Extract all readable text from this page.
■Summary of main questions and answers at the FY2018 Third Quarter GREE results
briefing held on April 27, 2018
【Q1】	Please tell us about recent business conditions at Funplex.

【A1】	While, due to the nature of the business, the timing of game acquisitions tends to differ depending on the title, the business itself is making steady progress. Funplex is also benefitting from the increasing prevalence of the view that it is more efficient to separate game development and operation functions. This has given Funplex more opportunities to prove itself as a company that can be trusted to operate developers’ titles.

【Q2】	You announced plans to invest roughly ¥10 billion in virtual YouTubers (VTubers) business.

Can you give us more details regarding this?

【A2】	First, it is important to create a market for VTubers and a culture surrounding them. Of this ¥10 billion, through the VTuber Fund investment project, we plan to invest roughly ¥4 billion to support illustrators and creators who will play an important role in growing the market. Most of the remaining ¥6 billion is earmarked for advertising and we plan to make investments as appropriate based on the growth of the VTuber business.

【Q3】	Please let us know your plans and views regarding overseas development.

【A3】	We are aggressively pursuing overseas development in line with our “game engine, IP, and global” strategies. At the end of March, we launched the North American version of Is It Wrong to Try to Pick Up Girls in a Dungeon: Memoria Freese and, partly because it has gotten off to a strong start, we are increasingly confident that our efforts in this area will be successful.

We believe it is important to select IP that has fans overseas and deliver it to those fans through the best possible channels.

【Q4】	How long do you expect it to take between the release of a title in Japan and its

——

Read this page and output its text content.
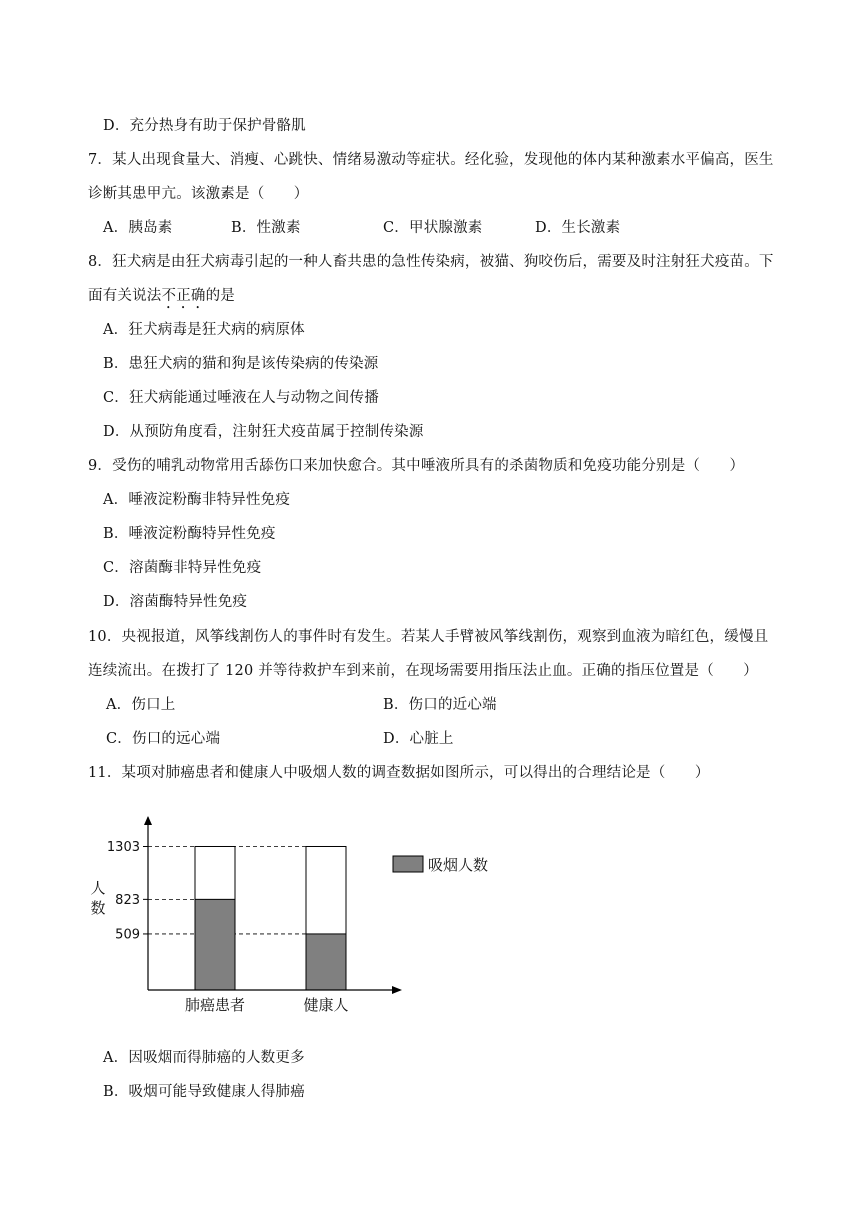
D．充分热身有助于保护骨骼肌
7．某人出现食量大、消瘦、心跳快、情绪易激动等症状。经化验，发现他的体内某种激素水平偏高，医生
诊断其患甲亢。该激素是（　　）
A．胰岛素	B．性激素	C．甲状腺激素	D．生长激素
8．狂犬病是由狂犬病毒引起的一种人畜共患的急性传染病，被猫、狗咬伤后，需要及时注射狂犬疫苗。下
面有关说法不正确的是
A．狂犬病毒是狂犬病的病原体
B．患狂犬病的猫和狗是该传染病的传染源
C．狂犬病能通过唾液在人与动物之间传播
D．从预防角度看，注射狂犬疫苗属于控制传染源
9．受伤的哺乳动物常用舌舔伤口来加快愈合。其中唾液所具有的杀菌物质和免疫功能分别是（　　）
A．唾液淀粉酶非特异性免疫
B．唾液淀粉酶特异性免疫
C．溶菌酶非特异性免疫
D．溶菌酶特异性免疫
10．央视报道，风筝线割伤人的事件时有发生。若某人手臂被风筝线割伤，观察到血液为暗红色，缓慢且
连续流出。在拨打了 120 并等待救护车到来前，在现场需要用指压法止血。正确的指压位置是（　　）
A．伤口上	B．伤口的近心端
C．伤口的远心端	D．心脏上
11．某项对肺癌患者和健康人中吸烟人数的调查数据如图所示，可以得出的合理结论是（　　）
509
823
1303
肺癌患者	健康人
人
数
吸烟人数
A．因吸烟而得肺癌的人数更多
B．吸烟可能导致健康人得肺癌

——

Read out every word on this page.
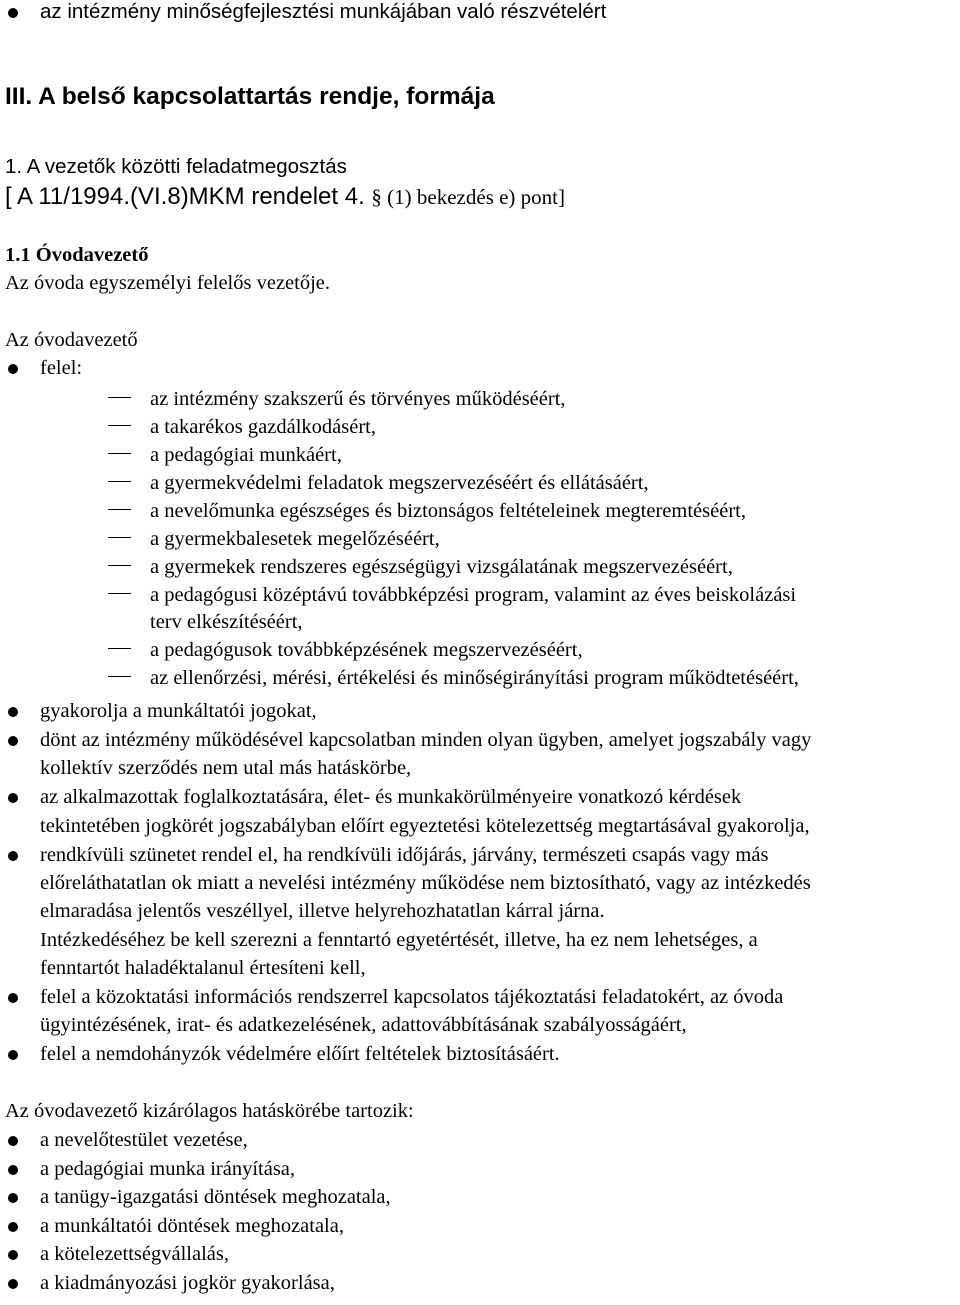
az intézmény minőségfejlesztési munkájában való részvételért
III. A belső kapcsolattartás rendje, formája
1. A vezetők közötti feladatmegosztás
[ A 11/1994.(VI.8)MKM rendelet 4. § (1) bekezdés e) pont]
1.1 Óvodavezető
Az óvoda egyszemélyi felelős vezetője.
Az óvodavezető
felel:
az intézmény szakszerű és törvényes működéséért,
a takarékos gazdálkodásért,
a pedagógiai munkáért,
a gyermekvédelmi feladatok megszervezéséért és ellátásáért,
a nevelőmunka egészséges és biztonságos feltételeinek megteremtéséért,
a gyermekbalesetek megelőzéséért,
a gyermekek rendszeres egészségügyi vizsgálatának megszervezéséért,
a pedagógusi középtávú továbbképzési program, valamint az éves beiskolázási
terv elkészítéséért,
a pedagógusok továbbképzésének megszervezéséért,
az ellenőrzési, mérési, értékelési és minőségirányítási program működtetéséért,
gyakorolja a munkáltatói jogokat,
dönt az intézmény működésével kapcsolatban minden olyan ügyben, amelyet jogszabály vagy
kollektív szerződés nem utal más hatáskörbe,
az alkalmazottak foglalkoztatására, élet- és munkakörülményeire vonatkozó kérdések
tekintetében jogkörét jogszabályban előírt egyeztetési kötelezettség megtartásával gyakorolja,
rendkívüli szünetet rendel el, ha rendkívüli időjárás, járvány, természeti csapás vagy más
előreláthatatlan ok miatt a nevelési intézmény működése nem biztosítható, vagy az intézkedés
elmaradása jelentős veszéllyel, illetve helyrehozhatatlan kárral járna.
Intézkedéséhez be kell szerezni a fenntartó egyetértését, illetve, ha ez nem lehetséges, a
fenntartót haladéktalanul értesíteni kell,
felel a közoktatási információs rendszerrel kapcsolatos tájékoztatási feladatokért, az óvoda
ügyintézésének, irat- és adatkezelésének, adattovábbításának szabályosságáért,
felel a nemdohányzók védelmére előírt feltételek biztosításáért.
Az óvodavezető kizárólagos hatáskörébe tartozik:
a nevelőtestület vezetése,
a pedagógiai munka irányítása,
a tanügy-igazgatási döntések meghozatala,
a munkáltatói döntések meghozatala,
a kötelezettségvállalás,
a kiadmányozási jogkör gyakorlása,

——

* _SHORT PROBLEM_
Select and copy every line of the listing with the word "invest".

* _ANSWER_
【Q2】	You announced plans to invest roughly ¥10 billion in virtual YouTubers (VTubers) business.
【A2】	First, it is important to create a market for VTubers and a culture surrounding them. Of this ¥10 billion, through the VTuber Fund investment project, we plan to invest roughly ¥4 billion to support illustrators and creators who will play an important role in growing the market. Most of the remaining ¥6 billion is earmarked for advertising and we plan to make investments as appropriate based on the growth of the VTuber business.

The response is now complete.